## [What is expected]
Count every line of these entries that holds the word "JSON", and reply with the number only.

:: Data

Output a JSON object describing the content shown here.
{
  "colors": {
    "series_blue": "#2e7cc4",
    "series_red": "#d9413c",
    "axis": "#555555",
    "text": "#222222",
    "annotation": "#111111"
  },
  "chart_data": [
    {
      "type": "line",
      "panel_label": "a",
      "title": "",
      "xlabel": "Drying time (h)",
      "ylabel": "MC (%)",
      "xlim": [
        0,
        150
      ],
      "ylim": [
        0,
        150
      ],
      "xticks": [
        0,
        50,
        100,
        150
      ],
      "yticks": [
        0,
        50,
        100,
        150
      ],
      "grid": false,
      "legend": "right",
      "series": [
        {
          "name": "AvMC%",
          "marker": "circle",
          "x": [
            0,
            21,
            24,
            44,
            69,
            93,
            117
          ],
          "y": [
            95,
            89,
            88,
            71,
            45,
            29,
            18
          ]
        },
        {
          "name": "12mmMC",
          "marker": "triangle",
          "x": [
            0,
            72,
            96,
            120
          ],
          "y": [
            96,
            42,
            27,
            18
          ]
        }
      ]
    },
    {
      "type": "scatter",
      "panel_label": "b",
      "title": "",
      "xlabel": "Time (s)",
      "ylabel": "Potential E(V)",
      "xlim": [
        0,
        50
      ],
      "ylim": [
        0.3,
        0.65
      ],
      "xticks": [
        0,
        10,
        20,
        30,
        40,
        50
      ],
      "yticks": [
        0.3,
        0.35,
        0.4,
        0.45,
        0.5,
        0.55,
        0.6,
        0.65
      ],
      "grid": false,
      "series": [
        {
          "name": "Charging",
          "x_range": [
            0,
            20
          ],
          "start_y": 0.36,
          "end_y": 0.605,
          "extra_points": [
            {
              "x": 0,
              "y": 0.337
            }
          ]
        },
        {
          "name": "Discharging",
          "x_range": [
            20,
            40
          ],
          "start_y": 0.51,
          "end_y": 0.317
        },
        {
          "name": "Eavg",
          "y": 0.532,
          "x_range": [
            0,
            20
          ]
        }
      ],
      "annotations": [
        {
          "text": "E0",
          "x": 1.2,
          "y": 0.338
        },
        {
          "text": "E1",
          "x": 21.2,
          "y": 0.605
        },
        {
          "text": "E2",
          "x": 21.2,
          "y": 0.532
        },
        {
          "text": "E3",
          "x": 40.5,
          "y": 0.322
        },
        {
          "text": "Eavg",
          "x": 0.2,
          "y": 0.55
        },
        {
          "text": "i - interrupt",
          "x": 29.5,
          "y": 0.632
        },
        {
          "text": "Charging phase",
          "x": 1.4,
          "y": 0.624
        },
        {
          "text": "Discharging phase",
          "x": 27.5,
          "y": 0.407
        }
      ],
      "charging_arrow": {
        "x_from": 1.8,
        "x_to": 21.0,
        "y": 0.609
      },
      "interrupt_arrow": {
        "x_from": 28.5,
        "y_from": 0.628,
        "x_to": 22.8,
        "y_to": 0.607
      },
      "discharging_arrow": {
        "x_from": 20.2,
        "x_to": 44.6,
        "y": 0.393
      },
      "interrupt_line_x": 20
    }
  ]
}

::::
:: Data

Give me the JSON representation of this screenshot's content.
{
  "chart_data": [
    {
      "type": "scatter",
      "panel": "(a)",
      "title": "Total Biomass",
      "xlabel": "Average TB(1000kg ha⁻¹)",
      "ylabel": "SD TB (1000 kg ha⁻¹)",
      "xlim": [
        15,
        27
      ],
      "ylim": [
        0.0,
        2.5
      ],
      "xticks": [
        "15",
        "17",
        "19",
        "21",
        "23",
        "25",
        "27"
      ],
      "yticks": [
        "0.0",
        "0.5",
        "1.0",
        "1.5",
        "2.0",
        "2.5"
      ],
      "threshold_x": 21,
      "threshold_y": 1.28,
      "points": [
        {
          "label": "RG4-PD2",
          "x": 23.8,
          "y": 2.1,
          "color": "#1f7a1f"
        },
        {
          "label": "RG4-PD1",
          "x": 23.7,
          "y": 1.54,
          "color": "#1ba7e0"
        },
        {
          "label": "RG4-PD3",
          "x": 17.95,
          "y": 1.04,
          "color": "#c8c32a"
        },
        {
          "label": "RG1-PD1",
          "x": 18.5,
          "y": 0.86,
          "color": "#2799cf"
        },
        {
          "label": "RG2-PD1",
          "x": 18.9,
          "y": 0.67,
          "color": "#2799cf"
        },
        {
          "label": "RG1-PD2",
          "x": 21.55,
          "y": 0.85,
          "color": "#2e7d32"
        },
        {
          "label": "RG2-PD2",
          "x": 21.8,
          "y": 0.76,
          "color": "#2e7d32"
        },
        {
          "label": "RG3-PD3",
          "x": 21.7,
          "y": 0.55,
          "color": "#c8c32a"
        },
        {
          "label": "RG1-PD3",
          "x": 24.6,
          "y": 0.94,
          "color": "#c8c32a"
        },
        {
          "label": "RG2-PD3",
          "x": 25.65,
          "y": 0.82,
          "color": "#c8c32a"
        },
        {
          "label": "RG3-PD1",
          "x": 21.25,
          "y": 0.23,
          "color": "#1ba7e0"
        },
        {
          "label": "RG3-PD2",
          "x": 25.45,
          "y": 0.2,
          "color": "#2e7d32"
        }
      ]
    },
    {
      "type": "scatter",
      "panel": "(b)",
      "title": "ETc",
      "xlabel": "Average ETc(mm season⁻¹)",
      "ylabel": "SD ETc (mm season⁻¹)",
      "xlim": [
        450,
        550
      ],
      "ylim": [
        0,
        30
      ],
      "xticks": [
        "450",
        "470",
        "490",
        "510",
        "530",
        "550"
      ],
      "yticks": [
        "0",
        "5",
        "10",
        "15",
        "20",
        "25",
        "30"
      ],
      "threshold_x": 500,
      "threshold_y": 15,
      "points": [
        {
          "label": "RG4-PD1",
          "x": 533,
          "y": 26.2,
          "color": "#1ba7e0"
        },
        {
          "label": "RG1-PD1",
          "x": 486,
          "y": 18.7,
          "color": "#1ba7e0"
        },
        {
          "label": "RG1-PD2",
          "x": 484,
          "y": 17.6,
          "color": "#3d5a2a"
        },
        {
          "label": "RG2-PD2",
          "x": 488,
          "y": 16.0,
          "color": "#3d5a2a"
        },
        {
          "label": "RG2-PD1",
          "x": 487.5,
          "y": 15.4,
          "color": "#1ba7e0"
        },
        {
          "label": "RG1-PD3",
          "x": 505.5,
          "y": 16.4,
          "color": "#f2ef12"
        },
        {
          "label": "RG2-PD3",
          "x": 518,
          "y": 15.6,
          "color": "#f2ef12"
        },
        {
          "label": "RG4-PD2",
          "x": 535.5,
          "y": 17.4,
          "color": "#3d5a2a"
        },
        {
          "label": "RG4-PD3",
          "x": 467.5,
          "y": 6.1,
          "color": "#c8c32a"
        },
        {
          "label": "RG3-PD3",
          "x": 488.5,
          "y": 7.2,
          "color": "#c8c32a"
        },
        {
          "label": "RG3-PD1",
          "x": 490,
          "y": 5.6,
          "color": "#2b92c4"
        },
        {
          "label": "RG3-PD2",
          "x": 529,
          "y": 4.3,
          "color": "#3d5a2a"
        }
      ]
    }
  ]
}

::::
:: Data

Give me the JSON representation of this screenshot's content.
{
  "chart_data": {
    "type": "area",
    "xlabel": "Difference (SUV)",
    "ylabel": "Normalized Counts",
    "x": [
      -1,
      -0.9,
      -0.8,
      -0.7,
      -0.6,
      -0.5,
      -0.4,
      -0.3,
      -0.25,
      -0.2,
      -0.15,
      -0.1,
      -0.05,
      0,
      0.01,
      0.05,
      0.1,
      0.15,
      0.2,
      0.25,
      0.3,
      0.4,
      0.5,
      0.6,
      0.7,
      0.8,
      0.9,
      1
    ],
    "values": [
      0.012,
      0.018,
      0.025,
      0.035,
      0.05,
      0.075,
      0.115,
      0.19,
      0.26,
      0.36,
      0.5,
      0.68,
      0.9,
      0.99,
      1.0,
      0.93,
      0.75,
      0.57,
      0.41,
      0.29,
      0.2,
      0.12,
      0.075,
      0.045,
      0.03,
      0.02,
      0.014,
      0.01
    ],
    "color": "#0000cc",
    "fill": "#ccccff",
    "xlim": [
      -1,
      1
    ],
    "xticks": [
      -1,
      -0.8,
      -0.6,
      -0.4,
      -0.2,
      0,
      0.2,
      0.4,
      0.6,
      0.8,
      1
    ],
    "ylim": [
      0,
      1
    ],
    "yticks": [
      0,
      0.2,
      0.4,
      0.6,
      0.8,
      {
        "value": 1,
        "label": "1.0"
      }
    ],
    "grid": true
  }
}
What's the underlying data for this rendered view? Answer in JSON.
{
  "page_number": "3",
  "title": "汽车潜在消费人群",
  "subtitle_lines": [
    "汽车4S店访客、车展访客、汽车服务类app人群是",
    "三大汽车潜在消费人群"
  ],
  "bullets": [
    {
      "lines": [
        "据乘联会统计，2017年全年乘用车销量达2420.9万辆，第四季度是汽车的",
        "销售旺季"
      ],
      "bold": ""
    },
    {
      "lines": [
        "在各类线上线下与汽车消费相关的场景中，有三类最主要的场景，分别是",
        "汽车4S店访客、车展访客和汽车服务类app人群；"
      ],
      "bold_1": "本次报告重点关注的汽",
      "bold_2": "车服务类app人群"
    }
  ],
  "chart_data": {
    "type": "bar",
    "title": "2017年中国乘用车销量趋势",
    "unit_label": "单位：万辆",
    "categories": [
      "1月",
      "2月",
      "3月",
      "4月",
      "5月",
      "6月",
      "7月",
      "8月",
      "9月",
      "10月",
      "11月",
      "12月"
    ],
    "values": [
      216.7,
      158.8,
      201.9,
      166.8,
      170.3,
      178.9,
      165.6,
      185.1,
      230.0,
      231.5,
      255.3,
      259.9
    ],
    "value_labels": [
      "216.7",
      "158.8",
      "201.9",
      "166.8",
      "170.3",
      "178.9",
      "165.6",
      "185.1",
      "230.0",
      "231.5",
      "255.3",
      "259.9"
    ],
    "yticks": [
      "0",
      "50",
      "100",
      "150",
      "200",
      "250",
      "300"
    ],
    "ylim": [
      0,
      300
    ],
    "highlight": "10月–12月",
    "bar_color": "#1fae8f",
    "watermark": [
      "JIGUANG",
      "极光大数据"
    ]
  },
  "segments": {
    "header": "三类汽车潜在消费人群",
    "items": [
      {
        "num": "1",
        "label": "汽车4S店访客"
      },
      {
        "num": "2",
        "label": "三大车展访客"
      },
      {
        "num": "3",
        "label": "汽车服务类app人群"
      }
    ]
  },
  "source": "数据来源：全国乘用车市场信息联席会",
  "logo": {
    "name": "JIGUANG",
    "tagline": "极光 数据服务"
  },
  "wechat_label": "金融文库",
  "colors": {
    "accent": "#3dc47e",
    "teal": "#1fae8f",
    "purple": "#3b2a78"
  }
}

::::

## [Answer for this exercise]
4